§ **What the task asks**
Return all lines in the material below that contain "marker".

§ **Information given**
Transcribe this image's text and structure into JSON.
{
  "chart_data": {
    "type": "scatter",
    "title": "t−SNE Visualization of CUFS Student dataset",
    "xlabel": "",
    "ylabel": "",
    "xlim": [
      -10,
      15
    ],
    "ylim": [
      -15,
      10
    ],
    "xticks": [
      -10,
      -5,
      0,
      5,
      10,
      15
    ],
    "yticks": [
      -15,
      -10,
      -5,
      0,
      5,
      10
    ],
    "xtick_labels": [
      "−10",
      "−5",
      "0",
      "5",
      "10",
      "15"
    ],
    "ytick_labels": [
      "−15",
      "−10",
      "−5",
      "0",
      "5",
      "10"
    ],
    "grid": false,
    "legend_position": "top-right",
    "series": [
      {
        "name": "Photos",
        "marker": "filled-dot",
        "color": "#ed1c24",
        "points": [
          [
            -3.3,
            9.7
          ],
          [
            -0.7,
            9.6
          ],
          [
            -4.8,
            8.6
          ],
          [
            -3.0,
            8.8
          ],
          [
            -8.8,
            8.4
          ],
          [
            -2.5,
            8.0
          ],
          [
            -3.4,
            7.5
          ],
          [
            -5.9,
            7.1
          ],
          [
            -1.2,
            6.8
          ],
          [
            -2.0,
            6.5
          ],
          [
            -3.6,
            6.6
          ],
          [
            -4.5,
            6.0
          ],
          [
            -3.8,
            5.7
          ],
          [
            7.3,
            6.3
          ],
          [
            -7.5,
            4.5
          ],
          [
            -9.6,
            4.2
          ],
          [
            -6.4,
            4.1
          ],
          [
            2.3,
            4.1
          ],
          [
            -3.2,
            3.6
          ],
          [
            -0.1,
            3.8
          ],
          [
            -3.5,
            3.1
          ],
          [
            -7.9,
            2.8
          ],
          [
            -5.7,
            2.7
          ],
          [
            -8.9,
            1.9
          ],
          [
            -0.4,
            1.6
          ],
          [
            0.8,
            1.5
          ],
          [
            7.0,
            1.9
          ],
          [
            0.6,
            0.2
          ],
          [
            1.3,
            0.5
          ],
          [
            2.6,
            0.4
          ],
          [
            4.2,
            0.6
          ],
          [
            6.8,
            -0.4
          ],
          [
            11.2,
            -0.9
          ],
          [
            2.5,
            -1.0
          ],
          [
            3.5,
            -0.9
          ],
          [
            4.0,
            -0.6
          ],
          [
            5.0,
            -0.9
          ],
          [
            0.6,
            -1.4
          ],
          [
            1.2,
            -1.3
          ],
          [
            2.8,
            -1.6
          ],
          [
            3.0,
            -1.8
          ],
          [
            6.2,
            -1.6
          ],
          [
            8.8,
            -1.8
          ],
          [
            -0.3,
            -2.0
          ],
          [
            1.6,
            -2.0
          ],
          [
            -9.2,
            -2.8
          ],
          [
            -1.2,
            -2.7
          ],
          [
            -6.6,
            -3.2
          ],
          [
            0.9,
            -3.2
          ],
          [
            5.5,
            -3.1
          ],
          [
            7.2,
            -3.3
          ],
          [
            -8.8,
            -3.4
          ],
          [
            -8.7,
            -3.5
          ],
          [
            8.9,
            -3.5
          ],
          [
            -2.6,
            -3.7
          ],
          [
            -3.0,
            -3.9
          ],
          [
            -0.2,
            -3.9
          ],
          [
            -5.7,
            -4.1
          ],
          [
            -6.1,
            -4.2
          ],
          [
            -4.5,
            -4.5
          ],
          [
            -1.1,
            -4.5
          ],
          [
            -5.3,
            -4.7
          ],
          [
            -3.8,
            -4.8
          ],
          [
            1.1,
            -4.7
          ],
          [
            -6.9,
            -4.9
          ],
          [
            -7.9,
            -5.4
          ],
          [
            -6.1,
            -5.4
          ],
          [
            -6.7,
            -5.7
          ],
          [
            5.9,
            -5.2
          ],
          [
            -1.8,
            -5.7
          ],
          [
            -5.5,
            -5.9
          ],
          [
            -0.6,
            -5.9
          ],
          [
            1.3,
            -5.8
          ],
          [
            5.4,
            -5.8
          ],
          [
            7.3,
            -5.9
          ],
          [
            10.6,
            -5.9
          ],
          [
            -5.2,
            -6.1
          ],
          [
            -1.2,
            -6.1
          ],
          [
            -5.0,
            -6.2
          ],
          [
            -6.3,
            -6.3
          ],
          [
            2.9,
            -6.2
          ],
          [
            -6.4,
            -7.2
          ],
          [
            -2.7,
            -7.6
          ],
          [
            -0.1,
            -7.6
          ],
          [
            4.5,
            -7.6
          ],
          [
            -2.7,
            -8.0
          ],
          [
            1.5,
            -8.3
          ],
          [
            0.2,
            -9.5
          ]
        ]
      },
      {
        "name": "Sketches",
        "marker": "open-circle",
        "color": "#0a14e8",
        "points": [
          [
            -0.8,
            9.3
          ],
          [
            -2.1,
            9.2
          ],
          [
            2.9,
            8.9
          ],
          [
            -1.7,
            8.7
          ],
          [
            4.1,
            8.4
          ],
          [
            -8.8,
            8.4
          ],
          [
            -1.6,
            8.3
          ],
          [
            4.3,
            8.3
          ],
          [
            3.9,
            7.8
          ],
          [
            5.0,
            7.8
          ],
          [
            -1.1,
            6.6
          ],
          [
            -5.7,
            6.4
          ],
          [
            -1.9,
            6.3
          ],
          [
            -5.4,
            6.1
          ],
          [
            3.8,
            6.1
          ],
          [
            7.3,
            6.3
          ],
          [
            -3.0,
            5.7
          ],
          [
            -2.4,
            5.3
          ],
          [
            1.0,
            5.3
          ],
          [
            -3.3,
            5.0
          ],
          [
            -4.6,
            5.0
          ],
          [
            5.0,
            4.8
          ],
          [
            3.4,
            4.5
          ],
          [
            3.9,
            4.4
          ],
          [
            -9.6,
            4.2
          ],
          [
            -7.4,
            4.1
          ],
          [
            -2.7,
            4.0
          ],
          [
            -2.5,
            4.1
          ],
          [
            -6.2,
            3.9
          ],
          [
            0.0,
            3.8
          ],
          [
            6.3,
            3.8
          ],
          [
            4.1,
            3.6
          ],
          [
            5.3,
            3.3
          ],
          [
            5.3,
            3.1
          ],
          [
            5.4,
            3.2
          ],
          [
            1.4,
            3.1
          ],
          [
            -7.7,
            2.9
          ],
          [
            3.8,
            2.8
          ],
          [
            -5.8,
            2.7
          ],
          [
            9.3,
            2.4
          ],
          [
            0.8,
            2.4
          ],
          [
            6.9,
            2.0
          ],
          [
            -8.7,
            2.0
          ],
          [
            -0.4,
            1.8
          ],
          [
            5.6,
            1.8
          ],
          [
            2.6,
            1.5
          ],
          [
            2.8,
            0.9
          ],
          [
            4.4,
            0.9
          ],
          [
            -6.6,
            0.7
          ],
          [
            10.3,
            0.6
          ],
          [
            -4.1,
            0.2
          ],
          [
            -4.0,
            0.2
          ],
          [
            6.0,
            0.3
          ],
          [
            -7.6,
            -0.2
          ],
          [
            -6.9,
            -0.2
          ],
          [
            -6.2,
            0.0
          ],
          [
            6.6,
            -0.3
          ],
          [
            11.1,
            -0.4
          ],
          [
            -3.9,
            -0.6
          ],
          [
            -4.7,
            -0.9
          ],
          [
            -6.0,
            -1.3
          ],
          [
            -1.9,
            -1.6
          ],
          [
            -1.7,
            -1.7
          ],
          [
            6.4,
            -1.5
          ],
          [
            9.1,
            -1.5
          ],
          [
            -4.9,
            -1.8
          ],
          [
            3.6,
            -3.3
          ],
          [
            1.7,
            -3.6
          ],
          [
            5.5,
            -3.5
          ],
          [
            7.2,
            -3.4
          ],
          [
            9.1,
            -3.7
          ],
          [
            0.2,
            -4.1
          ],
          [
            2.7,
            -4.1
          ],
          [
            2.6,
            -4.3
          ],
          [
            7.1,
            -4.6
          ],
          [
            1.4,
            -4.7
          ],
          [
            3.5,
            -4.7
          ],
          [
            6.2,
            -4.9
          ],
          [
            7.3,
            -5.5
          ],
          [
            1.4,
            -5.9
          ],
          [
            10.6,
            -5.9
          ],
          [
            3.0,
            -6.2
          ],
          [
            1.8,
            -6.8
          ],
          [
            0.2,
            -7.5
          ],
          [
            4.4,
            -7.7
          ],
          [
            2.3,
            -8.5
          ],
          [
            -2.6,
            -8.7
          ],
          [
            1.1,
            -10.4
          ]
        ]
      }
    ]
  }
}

§ **Full answer**
        "marker": "filled-dot",
        "marker": "open-circle",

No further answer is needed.